## GIVEN INSTRUCTION
Give back every line exactly as it appears, pictures excluded.

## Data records
☆ ☆ ☆ ☆ ☆
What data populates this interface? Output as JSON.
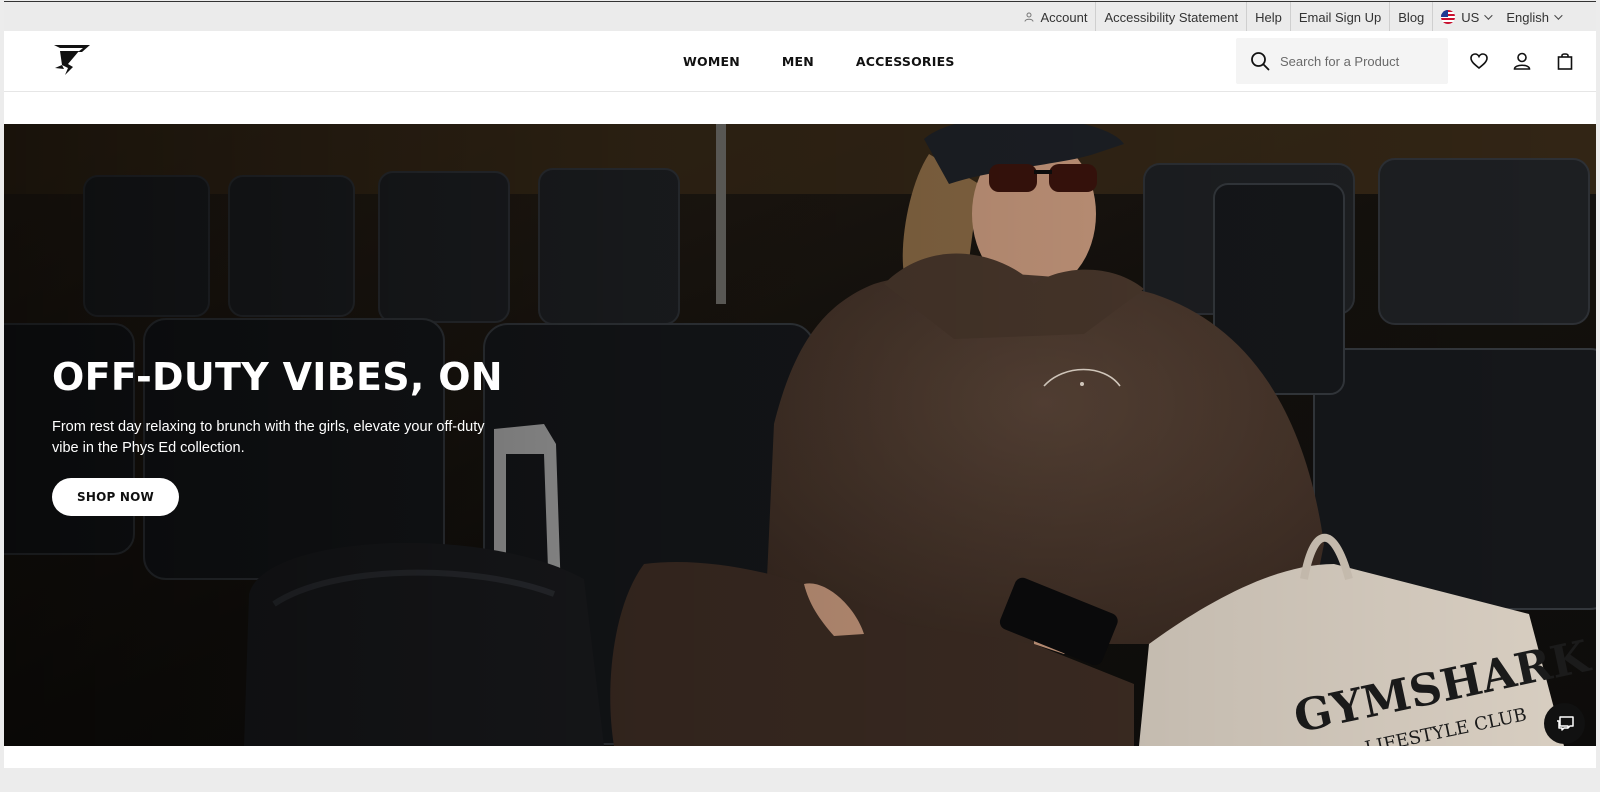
{
  "utility_bar": {
    "account": "Account",
    "accessibility": "Accessibility Statement",
    "help": "Help",
    "email_signup": "Email Sign Up",
    "blog": "Blog",
    "region": "US",
    "language": "English"
  },
  "header": {
    "logo_icon": "gymshark-logo-icon",
    "nav": [
      "WOMEN",
      "MEN",
      "ACCESSORIES"
    ],
    "search_placeholder": "Search for a Product",
    "icons": [
      "wishlist-heart-icon",
      "account-user-icon",
      "shopping-bag-icon"
    ]
  },
  "hero": {
    "title": "OFF-DUTY VIBES, ON",
    "subtitle": "From rest day relaxing to brunch with the girls, elevate your off-duty vibe in the Phys Ed collection.",
    "cta": "SHOP NOW"
  },
  "colors": {
    "utility_bg": "#ebebeb",
    "header_bg": "#ffffff",
    "hero_overlay_text": "#ffffff",
    "button_bg": "#ffffff",
    "chat_bg": "#111111"
  }
}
☆ ☆ ☆ ☆ ☆
## CORRECT RESPONSE
What data populates this interface? Output as JSON.
{
  "utility_bar": {
    "account": "Account",
    "accessibility": "Accessibility Statement",
    "help": "Help",
    "email_signup": "Email Sign Up",
    "blog": "Blog",
    "region": "US",
    "language": "English"
  },
  "header": {
    "logo_icon": "gymshark-logo-icon",
    "nav": [
      "WOMEN",
      "MEN",
      "ACCESSORIES"
    ],
    "search_placeholder": "Search for a Product",
    "icons": [
      "wishlist-heart-icon",
      "account-user-icon",
      "shopping-bag-icon"
    ]
  },
  "hero": {
    "title": "OFF-DUTY VIBES, ON",
    "subtitle": "From rest day relaxing to brunch with the girls, elevate your off-duty vibe in the Phys Ed collection.",
    "cta": "SHOP NOW"
  },
  "colors": {
    "utility_bg": "#ebebeb",
    "header_bg": "#ffffff",
    "hero_overlay_text": "#ffffff",
    "button_bg": "#ffffff",
    "chat_bg": "#111111"
  }
}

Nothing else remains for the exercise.